**Written instruction:**
Set down, in full, every record in the block.

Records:
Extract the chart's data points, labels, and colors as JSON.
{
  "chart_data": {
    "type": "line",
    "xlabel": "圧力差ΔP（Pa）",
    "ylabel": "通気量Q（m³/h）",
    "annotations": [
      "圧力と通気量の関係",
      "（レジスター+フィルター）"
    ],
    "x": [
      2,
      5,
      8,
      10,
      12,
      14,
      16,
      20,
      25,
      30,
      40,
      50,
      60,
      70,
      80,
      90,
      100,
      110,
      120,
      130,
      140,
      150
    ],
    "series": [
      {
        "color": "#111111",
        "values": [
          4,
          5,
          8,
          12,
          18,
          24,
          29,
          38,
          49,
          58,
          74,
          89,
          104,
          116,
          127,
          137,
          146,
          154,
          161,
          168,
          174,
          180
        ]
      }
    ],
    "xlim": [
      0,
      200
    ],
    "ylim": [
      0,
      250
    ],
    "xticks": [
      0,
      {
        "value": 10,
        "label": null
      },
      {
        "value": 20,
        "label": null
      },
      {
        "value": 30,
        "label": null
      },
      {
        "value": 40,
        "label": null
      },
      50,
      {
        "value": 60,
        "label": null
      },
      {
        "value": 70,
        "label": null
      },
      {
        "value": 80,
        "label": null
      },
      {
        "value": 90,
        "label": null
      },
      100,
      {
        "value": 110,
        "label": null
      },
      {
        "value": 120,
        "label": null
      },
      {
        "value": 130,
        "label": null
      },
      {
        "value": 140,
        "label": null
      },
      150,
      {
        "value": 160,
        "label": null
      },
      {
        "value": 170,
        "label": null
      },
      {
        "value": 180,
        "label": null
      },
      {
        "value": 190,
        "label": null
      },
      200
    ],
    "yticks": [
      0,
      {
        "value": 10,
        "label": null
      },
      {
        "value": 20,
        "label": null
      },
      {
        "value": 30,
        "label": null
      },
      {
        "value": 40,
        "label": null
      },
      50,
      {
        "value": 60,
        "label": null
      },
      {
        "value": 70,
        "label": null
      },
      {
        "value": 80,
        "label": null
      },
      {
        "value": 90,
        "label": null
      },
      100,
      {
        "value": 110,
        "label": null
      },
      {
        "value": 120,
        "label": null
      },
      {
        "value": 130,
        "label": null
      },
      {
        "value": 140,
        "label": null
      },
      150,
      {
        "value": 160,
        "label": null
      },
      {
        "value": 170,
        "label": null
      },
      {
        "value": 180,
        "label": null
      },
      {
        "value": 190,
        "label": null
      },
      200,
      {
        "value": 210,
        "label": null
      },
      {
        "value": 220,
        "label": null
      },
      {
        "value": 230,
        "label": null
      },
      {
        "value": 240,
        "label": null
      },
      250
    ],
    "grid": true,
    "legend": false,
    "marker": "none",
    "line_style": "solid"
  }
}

**Correct answer:**
Extract the chart's data points, labels, and colors as JSON.
{
  "chart_data": {
    "type": "line",
    "xlabel": "圧力差ΔP（Pa）",
    "ylabel": "通気量Q（m³/h）",
    "annotations": [
      "圧力と通気量の関係",
      "（レジスター+フィルター）"
    ],
    "x": [
      2,
      5,
      8,
      10,
      12,
      14,
      16,
      20,
      25,
      30,
      40,
      50,
      60,
      70,
      80,
      90,
      100,
      110,
      120,
      130,
      140,
      150
    ],
    "series": [
      {
        "color": "#111111",
        "values": [
          4,
          5,
          8,
          12,
          18,
          24,
          29,
          38,
          49,
          58,
          74,
          89,
          104,
          116,
          127,
          137,
          146,
          154,
          161,
          168,
          174,
          180
        ]
      }
    ],
    "xlim": [
      0,
      200
    ],
    "ylim": [
      0,
      250
    ],
    "xticks": [
      0,
      {
        "value": 10,
        "label": null
      },
      {
        "value": 20,
        "label": null
      },
      {
        "value": 30,
        "label": null
      },
      {
        "value": 40,
        "label": null
      },
      50,
      {
        "value": 60,
        "label": null
      },
      {
        "value": 70,
        "label": null
      },
      {
        "value": 80,
        "label": null
      },
      {
        "value": 90,
        "label": null
      },
      100,
      {
        "value": 110,
        "label": null
      },
      {
        "value": 120,
        "label": null
      },
      {
        "value": 130,
        "label": null
      },
      {
        "value": 140,
        "label": null
      },
      150,
      {
        "value": 160,
        "label": null
      },
      {
        "value": 170,
        "label": null
      },
      {
        "value": 180,
        "label": null
      },
      {
        "value": 190,
        "label": null
      },
      200
    ],
    "yticks": [
      0,
      {
        "value": 10,
        "label": null
      },
      {
        "value": 20,
        "label": null
      },
      {
        "value": 30,
        "label": null
      },
      {
        "value": 40,
        "label": null
      },
      50,
      {
        "value": 60,
        "label": null
      },
      {
        "value": 70,
        "label": null
      },
      {
        "value": 80,
        "label": null
      },
      {
        "value": 90,
        "label": null
      },
      100,
      {
        "value": 110,
        "label": null
      },
      {
        "value": 120,
        "label": null
      },
      {
        "value": 130,
        "label": null
      },
      {
        "value": 140,
        "label": null
      },
      150,
      {
        "value": 160,
        "label": null
      },
      {
        "value": 170,
        "label": null
      },
      {
        "value": 180,
        "label": null
      },
      {
        "value": 190,
        "label": null
      },
      200,
      {
        "value": 210,
        "label": null
      },
      {
        "value": 220,
        "label": null
      },
      {
        "value": 230,
        "label": null
      },
      {
        "value": 240,
        "label": null
      },
      250
    ],
    "grid": true,
    "legend": false,
    "marker": "none",
    "line_style": "solid"
  }
}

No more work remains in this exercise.